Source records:
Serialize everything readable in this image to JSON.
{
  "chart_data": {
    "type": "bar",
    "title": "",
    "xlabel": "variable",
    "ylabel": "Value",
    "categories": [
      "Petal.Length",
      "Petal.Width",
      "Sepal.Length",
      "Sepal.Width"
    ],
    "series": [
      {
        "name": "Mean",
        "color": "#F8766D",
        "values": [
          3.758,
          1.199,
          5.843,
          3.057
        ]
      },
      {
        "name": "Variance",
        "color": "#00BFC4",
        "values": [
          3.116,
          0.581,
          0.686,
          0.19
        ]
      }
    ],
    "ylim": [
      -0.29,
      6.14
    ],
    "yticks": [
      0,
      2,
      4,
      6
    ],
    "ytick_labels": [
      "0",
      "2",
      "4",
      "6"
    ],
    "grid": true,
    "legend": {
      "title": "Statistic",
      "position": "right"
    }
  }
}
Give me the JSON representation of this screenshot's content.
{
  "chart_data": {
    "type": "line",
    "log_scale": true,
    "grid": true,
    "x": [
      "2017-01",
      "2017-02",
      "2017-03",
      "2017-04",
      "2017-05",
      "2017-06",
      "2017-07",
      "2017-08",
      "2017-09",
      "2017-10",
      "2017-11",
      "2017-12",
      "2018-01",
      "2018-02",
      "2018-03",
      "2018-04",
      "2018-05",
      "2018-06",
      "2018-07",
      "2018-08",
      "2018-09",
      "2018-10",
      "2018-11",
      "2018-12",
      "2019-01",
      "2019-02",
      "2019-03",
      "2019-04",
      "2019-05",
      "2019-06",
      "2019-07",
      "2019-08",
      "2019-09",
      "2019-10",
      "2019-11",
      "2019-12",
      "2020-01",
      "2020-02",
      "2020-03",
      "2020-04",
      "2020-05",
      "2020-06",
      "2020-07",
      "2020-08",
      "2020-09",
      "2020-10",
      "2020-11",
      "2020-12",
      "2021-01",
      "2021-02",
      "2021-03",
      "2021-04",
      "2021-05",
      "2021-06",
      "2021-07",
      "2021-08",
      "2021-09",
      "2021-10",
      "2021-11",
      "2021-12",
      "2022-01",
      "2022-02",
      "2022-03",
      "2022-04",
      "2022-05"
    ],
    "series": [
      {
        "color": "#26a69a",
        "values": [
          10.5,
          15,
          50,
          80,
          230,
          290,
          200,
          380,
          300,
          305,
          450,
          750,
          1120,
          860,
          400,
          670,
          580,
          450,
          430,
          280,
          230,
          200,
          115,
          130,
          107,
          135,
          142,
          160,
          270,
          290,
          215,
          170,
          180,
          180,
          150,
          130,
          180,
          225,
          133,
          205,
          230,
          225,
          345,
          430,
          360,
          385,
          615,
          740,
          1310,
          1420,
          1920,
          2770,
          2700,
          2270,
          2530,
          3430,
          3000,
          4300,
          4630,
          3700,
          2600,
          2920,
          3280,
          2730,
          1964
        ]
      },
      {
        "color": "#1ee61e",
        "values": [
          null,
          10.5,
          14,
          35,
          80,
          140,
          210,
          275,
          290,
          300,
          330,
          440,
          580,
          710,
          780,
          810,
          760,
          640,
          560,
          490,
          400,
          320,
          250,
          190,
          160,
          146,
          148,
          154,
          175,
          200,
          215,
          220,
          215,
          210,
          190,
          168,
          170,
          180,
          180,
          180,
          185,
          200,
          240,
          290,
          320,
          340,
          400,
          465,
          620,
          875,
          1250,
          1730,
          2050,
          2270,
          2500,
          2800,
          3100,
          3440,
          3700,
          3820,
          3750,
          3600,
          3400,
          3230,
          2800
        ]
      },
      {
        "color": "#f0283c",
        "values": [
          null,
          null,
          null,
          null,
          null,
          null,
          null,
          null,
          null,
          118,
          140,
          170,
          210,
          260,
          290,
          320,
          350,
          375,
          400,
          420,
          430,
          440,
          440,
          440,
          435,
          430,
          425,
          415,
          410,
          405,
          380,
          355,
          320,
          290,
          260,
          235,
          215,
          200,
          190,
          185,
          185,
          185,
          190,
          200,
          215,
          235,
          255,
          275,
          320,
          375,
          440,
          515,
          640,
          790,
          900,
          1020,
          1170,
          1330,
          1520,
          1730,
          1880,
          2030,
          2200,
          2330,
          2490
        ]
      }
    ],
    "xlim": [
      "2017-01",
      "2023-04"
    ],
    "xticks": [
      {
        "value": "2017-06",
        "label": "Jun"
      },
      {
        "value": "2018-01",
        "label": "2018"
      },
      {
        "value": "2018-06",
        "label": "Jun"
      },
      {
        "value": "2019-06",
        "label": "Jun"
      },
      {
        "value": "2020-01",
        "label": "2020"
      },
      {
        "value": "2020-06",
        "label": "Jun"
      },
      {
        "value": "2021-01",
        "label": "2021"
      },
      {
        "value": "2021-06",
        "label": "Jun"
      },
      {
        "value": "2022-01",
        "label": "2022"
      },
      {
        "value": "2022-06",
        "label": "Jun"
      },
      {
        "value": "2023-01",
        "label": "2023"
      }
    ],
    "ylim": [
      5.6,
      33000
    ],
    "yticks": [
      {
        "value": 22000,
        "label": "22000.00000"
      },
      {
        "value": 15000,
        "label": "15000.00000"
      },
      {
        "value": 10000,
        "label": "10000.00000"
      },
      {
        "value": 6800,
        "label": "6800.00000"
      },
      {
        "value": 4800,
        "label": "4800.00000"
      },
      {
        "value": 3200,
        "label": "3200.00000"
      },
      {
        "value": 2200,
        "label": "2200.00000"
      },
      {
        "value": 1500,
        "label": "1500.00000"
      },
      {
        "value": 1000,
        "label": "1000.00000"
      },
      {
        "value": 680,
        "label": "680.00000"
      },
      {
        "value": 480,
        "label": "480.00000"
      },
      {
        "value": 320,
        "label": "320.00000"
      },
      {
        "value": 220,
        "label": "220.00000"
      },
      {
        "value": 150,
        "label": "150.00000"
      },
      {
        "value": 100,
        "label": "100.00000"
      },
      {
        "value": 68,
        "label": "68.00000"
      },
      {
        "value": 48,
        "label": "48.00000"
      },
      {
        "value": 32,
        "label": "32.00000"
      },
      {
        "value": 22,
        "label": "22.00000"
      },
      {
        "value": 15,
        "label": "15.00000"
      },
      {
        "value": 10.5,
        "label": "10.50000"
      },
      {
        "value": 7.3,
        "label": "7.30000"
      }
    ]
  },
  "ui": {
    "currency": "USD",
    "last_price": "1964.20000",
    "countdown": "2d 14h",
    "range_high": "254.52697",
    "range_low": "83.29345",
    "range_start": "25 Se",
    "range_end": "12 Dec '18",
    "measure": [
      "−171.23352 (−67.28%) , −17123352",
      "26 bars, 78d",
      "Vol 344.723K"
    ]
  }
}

Description of the task ▸ Output the lines above verbatim and in full.

Answer in full ▸
Serialize everything readable in this image to JSON.
{
  "chart_data": {
    "type": "bar",
    "title": "",
    "xlabel": "variable",
    "ylabel": "Value",
    "categories": [
      "Petal.Length",
      "Petal.Width",
      "Sepal.Length",
      "Sepal.Width"
    ],
    "series": [
      {
        "name": "Mean",
        "color": "#F8766D",
        "values": [
          3.758,
          1.199,
          5.843,
          3.057
        ]
      },
      {
        "name": "Variance",
        "color": "#00BFC4",
        "values": [
          3.116,
          0.581,
          0.686,
          0.19
        ]
      }
    ],
    "ylim": [
      -0.29,
      6.14
    ],
    "yticks": [
      0,
      2,
      4,
      6
    ],
    "ytick_labels": [
      "0",
      "2",
      "4",
      "6"
    ],
    "grid": true,
    "legend": {
      "title": "Statistic",
      "position": "right"
    }
  }
}
Give me the JSON representation of this screenshot's content.
{
  "chart_data": {
    "type": "line",
    "log_scale": true,
    "grid": true,
    "x": [
      "2017-01",
      "2017-02",
      "2017-03",
      "2017-04",
      "2017-05",
      "2017-06",
      "2017-07",
      "2017-08",
      "2017-09",
      "2017-10",
      "2017-11",
      "2017-12",
      "2018-01",
      "2018-02",
      "2018-03",
      "2018-04",
      "2018-05",
      "2018-06",
      "2018-07",
      "2018-08",
      "2018-09",
      "2018-10",
      "2018-11",
      "2018-12",
      "2019-01",
      "2019-02",
      "2019-03",
      "2019-04",
      "2019-05",
      "2019-06",
      "2019-07",
      "2019-08",
      "2019-09",
      "2019-10",
      "2019-11",
      "2019-12",
      "2020-01",
      "2020-02",
      "2020-03",
      "2020-04",
      "2020-05",
      "2020-06",
      "2020-07",
      "2020-08",
      "2020-09",
      "2020-10",
      "2020-11",
      "2020-12",
      "2021-01",
      "2021-02",
      "2021-03",
      "2021-04",
      "2021-05",
      "2021-06",
      "2021-07",
      "2021-08",
      "2021-09",
      "2021-10",
      "2021-11",
      "2021-12",
      "2022-01",
      "2022-02",
      "2022-03",
      "2022-04",
      "2022-05"
    ],
    "series": [
      {
        "color": "#26a69a",
        "values": [
          10.5,
          15,
          50,
          80,
          230,
          290,
          200,
          380,
          300,
          305,
          450,
          750,
          1120,
          860,
          400,
          670,
          580,
          450,
          430,
          280,
          230,
          200,
          115,
          130,
          107,
          135,
          142,
          160,
          270,
          290,
          215,
          170,
          180,
          180,
          150,
          130,
          180,
          225,
          133,
          205,
          230,
          225,
          345,
          430,
          360,
          385,
          615,
          740,
          1310,
          1420,
          1920,
          2770,
          2700,
          2270,
          2530,
          3430,
          3000,
          4300,
          4630,
          3700,
          2600,
          2920,
          3280,
          2730,
          1964
        ]
      },
      {
        "color": "#1ee61e",
        "values": [
          null,
          10.5,
          14,
          35,
          80,
          140,
          210,
          275,
          290,
          300,
          330,
          440,
          580,
          710,
          780,
          810,
          760,
          640,
          560,
          490,
          400,
          320,
          250,
          190,
          160,
          146,
          148,
          154,
          175,
          200,
          215,
          220,
          215,
          210,
          190,
          168,
          170,
          180,
          180,
          180,
          185,
          200,
          240,
          290,
          320,
          340,
          400,
          465,
          620,
          875,
          1250,
          1730,
          2050,
          2270,
          2500,
          2800,
          3100,
          3440,
          3700,
          3820,
          3750,
          3600,
          3400,
          3230,
          2800
        ]
      },
      {
        "color": "#f0283c",
        "values": [
          null,
          null,
          null,
          null,
          null,
          null,
          null,
          null,
          null,
          118,
          140,
          170,
          210,
          260,
          290,
          320,
          350,
          375,
          400,
          420,
          430,
          440,
          440,
          440,
          435,
          430,
          425,
          415,
          410,
          405,
          380,
          355,
          320,
          290,
          260,
          235,
          215,
          200,
          190,
          185,
          185,
          185,
          190,
          200,
          215,
          235,
          255,
          275,
          320,
          375,
          440,
          515,
          640,
          790,
          900,
          1020,
          1170,
          1330,
          1520,
          1730,
          1880,
          2030,
          2200,
          2330,
          2490
        ]
      }
    ],
    "xlim": [
      "2017-01",
      "2023-04"
    ],
    "xticks": [
      {
        "value": "2017-06",
        "label": "Jun"
      },
      {
        "value": "2018-01",
        "label": "2018"
      },
      {
        "value": "2018-06",
        "label": "Jun"
      },
      {
        "value": "2019-06",
        "label": "Jun"
      },
      {
        "value": "2020-01",
        "label": "2020"
      },
      {
        "value": "2020-06",
        "label": "Jun"
      },
      {
        "value": "2021-01",
        "label": "2021"
      },
      {
        "value": "2021-06",
        "label": "Jun"
      },
      {
        "value": "2022-01",
        "label": "2022"
      },
      {
        "value": "2022-06",
        "label": "Jun"
      },
      {
        "value": "2023-01",
        "label": "2023"
      }
    ],
    "ylim": [
      5.6,
      33000
    ],
    "yticks": [
      {
        "value": 22000,
        "label": "22000.00000"
      },
      {
        "value": 15000,
        "label": "15000.00000"
      },
      {
        "value": 10000,
        "label": "10000.00000"
      },
      {
        "value": 6800,
        "label": "6800.00000"
      },
      {
        "value": 4800,
        "label": "4800.00000"
      },
      {
        "value": 3200,
        "label": "3200.00000"
      },
      {
        "value": 2200,
        "label": "2200.00000"
      },
      {
        "value": 1500,
        "label": "1500.00000"
      },
      {
        "value": 1000,
        "label": "1000.00000"
      },
      {
        "value": 680,
        "label": "680.00000"
      },
      {
        "value": 480,
        "label": "480.00000"
      },
      {
        "value": 320,
        "label": "320.00000"
      },
      {
        "value": 220,
        "label": "220.00000"
      },
      {
        "value": 150,
        "label": "150.00000"
      },
      {
        "value": 100,
        "label": "100.00000"
      },
      {
        "value": 68,
        "label": "68.00000"
      },
      {
        "value": 48,
        "label": "48.00000"
      },
      {
        "value": 32,
        "label": "32.00000"
      },
      {
        "value": 22,
        "label": "22.00000"
      },
      {
        "value": 15,
        "label": "15.00000"
      },
      {
        "value": 10.5,
        "label": "10.50000"
      },
      {
        "value": 7.3,
        "label": "7.30000"
      }
    ]
  },
  "ui": {
    "currency": "USD",
    "last_price": "1964.20000",
    "countdown": "2d 14h",
    "range_high": "254.52697",
    "range_low": "83.29345",
    "range_start": "25 Se",
    "range_end": "12 Dec '18",
    "measure": [
      "−171.23352 (−67.28%) , −17123352",
      "26 bars, 78d",
      "Vol 344.723K"
    ]
  }
}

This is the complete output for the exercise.